*** RECORD EXTRACTS ***

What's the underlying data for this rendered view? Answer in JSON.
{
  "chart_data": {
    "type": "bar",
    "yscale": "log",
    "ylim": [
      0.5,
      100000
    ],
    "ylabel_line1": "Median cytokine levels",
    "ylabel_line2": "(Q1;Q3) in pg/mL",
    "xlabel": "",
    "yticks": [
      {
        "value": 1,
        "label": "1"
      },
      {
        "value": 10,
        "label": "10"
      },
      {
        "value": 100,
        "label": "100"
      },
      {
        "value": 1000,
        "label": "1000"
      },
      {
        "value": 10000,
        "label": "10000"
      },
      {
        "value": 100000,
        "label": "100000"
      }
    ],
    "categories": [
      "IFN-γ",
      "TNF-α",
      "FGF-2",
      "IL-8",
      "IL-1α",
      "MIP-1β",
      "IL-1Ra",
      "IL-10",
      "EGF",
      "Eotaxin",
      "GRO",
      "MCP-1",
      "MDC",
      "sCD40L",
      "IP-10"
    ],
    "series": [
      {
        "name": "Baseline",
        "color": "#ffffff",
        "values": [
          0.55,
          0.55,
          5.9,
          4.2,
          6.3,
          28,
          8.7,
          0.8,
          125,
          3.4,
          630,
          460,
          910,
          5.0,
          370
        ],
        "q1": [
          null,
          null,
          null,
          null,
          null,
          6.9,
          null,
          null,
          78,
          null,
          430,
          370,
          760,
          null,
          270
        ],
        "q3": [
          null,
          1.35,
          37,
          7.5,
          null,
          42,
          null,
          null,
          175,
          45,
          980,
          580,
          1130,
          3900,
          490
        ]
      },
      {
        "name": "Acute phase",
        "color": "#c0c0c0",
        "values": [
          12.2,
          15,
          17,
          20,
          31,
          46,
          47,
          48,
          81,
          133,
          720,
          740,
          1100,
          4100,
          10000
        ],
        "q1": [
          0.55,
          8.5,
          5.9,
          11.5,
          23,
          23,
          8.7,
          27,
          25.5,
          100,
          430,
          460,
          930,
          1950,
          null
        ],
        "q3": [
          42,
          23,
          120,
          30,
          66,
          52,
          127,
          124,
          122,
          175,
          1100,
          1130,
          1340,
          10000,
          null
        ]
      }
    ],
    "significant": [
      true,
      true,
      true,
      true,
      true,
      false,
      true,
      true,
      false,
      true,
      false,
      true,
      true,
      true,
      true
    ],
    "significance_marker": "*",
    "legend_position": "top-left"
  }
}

***

▶ PROBLEM REQUIREMENTS
Each line in the material above must be retyped without alteration.

▶ ANSWER TO THE PROBLEM
What's the underlying data for this rendered view? Answer in JSON.
{
  "chart_data": {
    "type": "bar",
    "yscale": "log",
    "ylim": [
      0.5,
      100000
    ],
    "ylabel_line1": "Median cytokine levels",
    "ylabel_line2": "(Q1;Q3) in pg/mL",
    "xlabel": "",
    "yticks": [
      {
        "value": 1,
        "label": "1"
      },
      {
        "value": 10,
        "label": "10"
      },
      {
        "value": 100,
        "label": "100"
      },
      {
        "value": 1000,
        "label": "1000"
      },
      {
        "value": 10000,
        "label": "10000"
      },
      {
        "value": 100000,
        "label": "100000"
      }
    ],
    "categories": [
      "IFN-γ",
      "TNF-α",
      "FGF-2",
      "IL-8",
      "IL-1α",
      "MIP-1β",
      "IL-1Ra",
      "IL-10",
      "EGF",
      "Eotaxin",
      "GRO",
      "MCP-1",
      "MDC",
      "sCD40L",
      "IP-10"
    ],
    "series": [
      {
        "name": "Baseline",
        "color": "#ffffff",
        "values": [
          0.55,
          0.55,
          5.9,
          4.2,
          6.3,
          28,
          8.7,
          0.8,
          125,
          3.4,
          630,
          460,
          910,
          5.0,
          370
        ],
        "q1": [
          null,
          null,
          null,
          null,
          null,
          6.9,
          null,
          null,
          78,
          null,
          430,
          370,
          760,
          null,
          270
        ],
        "q3": [
          null,
          1.35,
          37,
          7.5,
          null,
          42,
          null,
          null,
          175,
          45,
          980,
          580,
          1130,
          3900,
          490
        ]
      },
      {
        "name": "Acute phase",
        "color": "#c0c0c0",
        "values": [
          12.2,
          15,
          17,
          20,
          31,
          46,
          47,
          48,
          81,
          133,
          720,
          740,
          1100,
          4100,
          10000
        ],
        "q1": [
          0.55,
          8.5,
          5.9,
          11.5,
          23,
          23,
          8.7,
          27,
          25.5,
          100,
          430,
          460,
          930,
          1950,
          null
        ],
        "q3": [
          42,
          23,
          120,
          30,
          66,
          52,
          127,
          124,
          122,
          175,
          1100,
          1130,
          1340,
          10000,
          null
        ]
      }
    ],
    "significant": [
      true,
      true,
      true,
      true,
      true,
      false,
      true,
      true,
      false,
      true,
      false,
      true,
      true,
      true,
      true
    ],
    "significance_marker": "*",
    "legend_position": "top-left"
  }
}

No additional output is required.